■ **WHAT NEEDS TO BE DONE**
Pick out every line that holds the string "Convert" and copy it.

Figure dataset records
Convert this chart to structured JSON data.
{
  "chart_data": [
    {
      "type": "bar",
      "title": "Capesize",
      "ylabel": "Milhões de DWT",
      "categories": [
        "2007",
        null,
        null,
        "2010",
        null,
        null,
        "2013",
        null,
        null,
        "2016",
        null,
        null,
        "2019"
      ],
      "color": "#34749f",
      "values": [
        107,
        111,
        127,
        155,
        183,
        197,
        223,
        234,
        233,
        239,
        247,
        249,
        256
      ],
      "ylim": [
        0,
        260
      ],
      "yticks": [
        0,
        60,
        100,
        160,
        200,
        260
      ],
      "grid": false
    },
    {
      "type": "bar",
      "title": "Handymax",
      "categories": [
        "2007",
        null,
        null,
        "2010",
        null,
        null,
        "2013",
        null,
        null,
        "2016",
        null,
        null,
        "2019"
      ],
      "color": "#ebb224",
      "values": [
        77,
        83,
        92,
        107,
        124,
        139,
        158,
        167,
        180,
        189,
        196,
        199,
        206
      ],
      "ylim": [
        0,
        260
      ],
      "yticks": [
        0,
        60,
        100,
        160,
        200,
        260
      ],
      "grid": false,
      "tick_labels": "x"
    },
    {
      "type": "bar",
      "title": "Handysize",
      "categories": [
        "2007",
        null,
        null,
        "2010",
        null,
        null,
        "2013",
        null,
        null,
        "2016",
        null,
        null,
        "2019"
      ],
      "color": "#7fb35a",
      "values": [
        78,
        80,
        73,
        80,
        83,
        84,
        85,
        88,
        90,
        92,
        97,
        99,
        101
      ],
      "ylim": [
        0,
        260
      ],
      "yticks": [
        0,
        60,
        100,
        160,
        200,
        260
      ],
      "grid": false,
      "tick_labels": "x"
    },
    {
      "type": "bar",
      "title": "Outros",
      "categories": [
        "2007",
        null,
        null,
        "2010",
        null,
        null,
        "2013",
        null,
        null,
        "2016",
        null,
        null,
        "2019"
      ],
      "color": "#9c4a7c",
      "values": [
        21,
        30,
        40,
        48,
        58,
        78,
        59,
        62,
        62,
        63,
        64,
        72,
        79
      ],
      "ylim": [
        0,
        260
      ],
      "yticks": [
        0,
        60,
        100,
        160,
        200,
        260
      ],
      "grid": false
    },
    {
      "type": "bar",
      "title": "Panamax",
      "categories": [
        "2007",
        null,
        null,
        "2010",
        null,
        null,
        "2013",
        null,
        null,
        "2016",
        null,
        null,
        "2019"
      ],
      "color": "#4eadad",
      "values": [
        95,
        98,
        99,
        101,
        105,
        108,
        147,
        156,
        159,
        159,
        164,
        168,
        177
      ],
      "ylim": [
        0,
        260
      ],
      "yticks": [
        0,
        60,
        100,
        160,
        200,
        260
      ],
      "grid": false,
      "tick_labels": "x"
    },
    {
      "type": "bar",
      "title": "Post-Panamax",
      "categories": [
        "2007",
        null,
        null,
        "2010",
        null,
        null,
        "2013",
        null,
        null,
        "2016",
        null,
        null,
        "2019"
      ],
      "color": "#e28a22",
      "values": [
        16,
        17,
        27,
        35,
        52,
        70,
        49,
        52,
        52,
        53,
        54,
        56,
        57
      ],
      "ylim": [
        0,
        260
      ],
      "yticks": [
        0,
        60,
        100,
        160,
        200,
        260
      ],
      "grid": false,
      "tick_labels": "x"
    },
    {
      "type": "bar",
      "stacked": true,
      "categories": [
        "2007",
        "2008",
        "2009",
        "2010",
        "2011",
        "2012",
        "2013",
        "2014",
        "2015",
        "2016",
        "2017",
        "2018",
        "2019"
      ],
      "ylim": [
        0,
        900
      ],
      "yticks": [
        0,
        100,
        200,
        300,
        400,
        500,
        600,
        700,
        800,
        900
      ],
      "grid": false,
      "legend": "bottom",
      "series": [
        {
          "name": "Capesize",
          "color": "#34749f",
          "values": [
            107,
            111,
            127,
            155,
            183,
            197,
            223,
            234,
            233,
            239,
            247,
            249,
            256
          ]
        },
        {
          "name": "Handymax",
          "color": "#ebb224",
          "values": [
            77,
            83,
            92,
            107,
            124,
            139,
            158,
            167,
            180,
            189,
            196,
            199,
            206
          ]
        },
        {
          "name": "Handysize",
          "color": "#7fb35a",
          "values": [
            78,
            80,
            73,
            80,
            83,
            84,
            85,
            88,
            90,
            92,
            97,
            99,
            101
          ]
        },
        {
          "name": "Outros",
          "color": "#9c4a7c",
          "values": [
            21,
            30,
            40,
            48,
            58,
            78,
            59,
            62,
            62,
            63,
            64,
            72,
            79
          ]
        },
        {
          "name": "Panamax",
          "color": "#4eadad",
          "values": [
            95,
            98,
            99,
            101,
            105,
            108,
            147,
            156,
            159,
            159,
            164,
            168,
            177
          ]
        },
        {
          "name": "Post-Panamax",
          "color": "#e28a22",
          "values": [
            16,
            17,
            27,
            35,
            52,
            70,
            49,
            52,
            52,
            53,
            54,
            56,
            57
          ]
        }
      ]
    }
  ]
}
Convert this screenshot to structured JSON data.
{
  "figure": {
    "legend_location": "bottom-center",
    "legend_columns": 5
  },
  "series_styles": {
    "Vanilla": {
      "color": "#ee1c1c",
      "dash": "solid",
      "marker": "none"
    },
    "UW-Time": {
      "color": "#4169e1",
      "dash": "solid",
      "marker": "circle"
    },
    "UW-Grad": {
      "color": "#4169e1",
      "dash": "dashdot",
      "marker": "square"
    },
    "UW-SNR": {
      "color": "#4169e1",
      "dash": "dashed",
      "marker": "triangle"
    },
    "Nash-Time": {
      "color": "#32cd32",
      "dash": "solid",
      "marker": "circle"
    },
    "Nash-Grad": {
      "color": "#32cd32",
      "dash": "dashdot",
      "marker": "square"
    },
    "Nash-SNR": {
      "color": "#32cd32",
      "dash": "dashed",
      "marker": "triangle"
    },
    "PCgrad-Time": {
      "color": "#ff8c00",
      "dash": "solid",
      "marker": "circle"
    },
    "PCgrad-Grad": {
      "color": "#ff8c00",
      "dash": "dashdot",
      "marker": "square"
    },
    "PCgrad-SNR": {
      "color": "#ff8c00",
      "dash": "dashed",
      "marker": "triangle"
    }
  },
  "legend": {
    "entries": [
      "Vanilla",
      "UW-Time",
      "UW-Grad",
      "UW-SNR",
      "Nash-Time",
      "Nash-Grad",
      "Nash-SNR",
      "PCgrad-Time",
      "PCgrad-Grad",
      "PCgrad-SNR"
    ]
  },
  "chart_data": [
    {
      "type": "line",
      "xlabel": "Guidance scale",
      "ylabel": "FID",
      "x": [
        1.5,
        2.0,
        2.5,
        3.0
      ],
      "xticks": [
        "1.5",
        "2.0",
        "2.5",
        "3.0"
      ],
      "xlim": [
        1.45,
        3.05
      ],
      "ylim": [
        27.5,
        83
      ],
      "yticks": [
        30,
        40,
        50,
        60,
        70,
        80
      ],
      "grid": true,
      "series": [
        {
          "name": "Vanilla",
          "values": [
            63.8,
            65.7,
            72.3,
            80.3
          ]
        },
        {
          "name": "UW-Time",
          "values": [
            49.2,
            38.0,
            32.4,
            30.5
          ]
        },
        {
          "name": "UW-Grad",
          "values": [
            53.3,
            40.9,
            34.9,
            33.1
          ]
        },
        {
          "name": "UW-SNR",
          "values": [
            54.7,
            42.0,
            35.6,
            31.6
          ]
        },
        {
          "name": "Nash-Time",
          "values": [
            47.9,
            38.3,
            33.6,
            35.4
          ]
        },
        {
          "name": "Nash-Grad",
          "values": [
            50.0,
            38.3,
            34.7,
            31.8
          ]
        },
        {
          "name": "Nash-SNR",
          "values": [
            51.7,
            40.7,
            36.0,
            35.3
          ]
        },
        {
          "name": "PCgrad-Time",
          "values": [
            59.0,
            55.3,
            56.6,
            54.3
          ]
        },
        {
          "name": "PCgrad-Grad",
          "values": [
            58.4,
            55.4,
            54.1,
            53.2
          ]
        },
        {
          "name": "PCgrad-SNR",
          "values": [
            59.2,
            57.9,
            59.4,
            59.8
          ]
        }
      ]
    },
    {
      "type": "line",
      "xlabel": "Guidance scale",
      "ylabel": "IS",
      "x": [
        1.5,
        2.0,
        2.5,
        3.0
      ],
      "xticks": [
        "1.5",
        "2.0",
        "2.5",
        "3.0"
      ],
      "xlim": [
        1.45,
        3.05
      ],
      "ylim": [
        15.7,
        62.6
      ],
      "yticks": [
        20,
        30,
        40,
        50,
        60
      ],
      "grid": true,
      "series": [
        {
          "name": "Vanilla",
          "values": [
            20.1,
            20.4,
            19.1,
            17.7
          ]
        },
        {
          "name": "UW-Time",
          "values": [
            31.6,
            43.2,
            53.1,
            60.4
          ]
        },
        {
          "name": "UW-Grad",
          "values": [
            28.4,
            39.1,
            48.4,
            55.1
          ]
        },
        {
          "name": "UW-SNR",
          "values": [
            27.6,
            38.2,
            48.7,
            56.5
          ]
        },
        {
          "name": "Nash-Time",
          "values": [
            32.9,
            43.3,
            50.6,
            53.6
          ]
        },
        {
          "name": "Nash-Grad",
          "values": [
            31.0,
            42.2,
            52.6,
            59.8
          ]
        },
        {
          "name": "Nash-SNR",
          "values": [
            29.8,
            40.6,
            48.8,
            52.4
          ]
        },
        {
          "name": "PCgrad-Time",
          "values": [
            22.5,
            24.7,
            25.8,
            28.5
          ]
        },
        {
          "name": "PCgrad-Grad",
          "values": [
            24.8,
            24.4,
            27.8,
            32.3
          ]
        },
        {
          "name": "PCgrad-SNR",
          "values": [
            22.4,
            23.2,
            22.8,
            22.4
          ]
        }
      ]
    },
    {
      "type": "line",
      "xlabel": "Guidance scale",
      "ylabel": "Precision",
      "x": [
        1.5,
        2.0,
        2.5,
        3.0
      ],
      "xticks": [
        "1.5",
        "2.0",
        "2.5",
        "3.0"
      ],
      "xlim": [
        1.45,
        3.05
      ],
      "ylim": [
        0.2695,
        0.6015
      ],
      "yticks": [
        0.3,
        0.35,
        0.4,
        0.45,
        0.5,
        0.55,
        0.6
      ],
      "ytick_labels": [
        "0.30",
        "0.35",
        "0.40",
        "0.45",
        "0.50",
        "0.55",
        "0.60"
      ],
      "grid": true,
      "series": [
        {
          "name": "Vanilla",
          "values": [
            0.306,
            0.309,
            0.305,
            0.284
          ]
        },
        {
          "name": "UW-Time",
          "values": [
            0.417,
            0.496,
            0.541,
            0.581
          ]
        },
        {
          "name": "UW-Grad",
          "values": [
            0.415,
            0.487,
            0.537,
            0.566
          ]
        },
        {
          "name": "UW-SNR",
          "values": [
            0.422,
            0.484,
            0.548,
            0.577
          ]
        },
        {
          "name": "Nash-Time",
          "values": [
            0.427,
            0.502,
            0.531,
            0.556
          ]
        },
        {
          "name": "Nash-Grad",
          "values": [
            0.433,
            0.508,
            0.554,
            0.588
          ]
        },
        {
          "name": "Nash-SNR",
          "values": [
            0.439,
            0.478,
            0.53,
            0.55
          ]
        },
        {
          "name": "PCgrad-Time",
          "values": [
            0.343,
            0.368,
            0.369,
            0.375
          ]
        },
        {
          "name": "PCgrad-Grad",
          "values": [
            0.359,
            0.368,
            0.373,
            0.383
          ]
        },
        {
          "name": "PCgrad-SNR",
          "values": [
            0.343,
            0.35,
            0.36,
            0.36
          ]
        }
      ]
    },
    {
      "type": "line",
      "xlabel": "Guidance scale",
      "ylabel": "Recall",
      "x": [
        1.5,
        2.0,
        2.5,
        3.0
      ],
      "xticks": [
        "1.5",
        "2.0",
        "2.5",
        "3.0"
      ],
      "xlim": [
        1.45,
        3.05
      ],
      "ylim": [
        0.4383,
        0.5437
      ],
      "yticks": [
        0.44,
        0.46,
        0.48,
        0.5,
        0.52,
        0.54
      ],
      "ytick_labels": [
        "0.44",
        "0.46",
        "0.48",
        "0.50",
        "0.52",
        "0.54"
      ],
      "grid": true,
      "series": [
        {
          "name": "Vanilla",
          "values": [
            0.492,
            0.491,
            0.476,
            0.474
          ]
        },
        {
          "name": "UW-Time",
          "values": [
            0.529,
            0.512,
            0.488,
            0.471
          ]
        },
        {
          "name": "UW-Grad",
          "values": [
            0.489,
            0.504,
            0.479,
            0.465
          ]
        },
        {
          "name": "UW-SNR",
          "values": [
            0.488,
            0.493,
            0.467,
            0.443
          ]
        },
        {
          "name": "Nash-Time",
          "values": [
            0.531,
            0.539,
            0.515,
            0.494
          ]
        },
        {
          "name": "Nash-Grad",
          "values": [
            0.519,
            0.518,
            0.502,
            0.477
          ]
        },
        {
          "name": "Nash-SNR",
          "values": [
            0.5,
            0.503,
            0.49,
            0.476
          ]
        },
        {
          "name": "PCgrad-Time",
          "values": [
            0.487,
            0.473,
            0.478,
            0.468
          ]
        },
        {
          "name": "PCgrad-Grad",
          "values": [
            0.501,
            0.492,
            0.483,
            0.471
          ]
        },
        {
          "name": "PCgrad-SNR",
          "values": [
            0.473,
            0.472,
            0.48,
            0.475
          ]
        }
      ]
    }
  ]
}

■ **ANSWER TO THE PROBLEM**
Convert this chart to structured JSON data.
Convert this screenshot to structured JSON data.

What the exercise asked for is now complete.